Exercise: Copy the passage on Reeve's turtles from the words "I highly recommend" through "are currently available.", substituting "tank" for "aquarium".

Selected text:
□ □ □ □ □

If you do wish to breed your Reeve's turtles, a land area should be included in the set-up so that the female turtle can bury her eggs in the damp sand or dirt. She will usually lay two or three eggs at a time. These can be carefully removed from the land area and incubated at a temperature of 78 to 85 F. Hatching should occur in about 80 days. For a more complete discussion of breeding Reeve's turtles, however, see Elke Zimmerman's book "Breeding Terrarium Animals".
The greatest problem with the Reeve's turtle is the condition of newly imported animals. A large percentage of the turtles that I have examined have had an infection that causes the scutes of the shell to peel up and separate from the underlying tissue. Although not immediately life-threatening, it takes quite a bit of time and effort to eliminate and does detract from the appearance of the animal. One turtle in my possession lost all of the scutes on her plastron. Although the plastron did regenerate the missing scutes, this took two years, and the regenerated scute boundaries were not straight and sharp, but rather were wavy and incomplete. The large number of animals with this problem is probably due to the conditions that they are kept under during importation or during the distribution process to pet shops. Holding large numbers of turtles in one place under less than optimal conditions allows the rapid spread of any infection that a single wild-caught turtle may be harboring. Hopefully the trend towards captive-breeding will reduce this problem, as captive-bred animals are usually free of these types of infections and are usually not shipped and held in mass quantities.
I highly recommend the Reeve's turtle to anyone contemplating keeping water turtles. Unlike the native sliders and painted turtles, it does not grow to a large size, and so may be kept in a reasonably-sized aquarium without problems. However, unlike the smaller native species such as mud or musk turtles, the Reeve's is active during the day, making it an easy turtle to observe. It is a very attractive and hardy animal and will eat a large number of food items readily. Finally, each quickly develops a distinct personality, making them wonderful turtles to watch, especially if a male and a female are kept together. In a nutshell, the Reeve's turtle is one of the most easily-kept and fascinating turtles that are currently available.

□ □ □ □ □

Information shown:
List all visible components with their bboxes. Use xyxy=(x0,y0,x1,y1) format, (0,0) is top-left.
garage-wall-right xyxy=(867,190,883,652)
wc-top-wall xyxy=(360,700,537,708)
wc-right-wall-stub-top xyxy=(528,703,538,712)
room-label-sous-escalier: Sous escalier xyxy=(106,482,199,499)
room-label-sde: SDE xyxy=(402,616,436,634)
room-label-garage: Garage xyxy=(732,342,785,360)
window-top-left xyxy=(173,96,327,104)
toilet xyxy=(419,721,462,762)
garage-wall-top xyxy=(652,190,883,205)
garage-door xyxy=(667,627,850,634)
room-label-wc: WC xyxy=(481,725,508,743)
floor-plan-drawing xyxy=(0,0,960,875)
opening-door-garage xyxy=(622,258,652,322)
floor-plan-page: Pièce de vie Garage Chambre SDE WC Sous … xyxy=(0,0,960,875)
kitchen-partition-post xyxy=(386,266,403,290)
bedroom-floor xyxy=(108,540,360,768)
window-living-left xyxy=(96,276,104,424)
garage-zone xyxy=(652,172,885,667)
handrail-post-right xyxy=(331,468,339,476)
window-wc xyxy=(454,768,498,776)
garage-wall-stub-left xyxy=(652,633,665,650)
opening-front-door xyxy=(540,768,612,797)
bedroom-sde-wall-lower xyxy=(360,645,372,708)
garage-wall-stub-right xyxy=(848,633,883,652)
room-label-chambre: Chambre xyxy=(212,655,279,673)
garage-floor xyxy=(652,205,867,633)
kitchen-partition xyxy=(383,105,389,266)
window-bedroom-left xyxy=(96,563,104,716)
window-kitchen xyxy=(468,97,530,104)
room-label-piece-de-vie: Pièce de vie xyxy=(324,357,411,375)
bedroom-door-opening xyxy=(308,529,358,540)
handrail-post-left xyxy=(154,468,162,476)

□ □ □ □ □

Reply to the exercise:
I highly recommend the Reeve's turtle to anyone contemplating keeping water turtles. Unlike the native sliders and painted turtles, it does not grow to a large size, and so may be kept in a reasonably-sized tank without problems. However, unlike the smaller native species such as mud or musk turtles, the Reeve's is active during the day, making it an easy turtle to observe. It is a very attractive and hardy animal and will eat a large number of food items readily. Finally, each quickly develops a distinct personality, making them wonderful turtles to watch, especially if a male and a female are kept together. In a nutshell, the Reeve's turtle is one of the most easily-kept and fascinating turtles that are currently available.